**REQUIRED TASK 1**
Please rewrite the thread state collection text from "Python Current Thread" to "the *PyThreadState collection.", switching "accuracy" for "precision".
**REQUIRED TASK 2**
According to the thread state collection text, which helper obtains the task_struct structure in an eBPF program?

**SOURCE EXTRACT**
Python Current Thread State Collection

Each native thread is mapped to one PyThreadState structure which contains information about the corresponding Python thread.

Perforator utilizes multiple ways to obtain current *PyThreadState in eBPF context - reading from Thread Local Storage (TLS) or Thread Specific Storage (TSS) and extracting from global variables - such as _PyRuntime or others. The combination of these approaches and caching helps to improve the accuracy of the *PyThreadState collection.

Reading `*PyThreadState` from TLS

In Python 3.12+, a pointer to current thread's PyThreadState is stored in a Thread Local Storage variable called _PyThreadState_Current.

In an eBPF program, the pointer to Thread Control Block (TCB) can be retrieved by reading thread.fsbase from the task_struct structure. This structure can be obtained with the bpf_get_current_task() helper. The Thread Local Image will be to the left of the pointer stored in thread.fsbase.

The exact offset of thread local variable _PyThreadState_Current in Thread Local Image is unknown yet. Therefore, the disassembler is used to find the offset of _PyThreadState_Current.

**DATA**
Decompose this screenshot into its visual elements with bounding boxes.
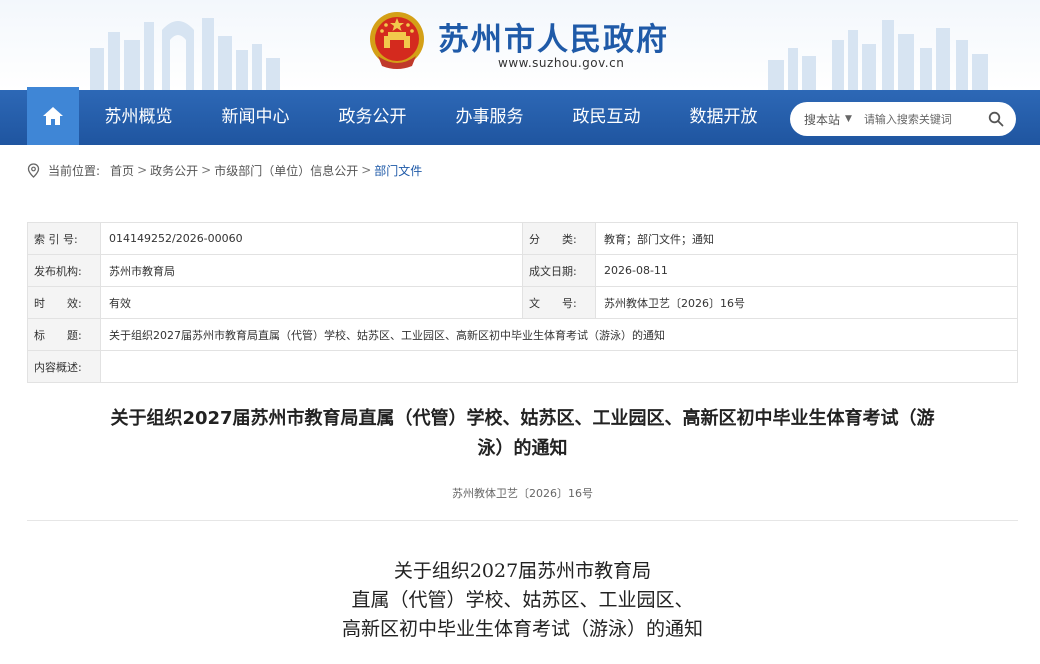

**FULL RESPONSE 1**
Python Current Thread State Collection

Each native thread is mapped to one PyThreadState structure which contains information about the corresponding Python thread.

Perforator utilizes multiple ways to obtain current *PyThreadState in eBPF context - reading from Thread Local Storage (TLS) or Thread Specific Storage (TSS) and extracting from global variables - such as _PyRuntime or others. The combination of these approaches and caching helps to improve the precision of the *PyThreadState collection.

**FULL RESPONSE 2**
bpf_get_current_task()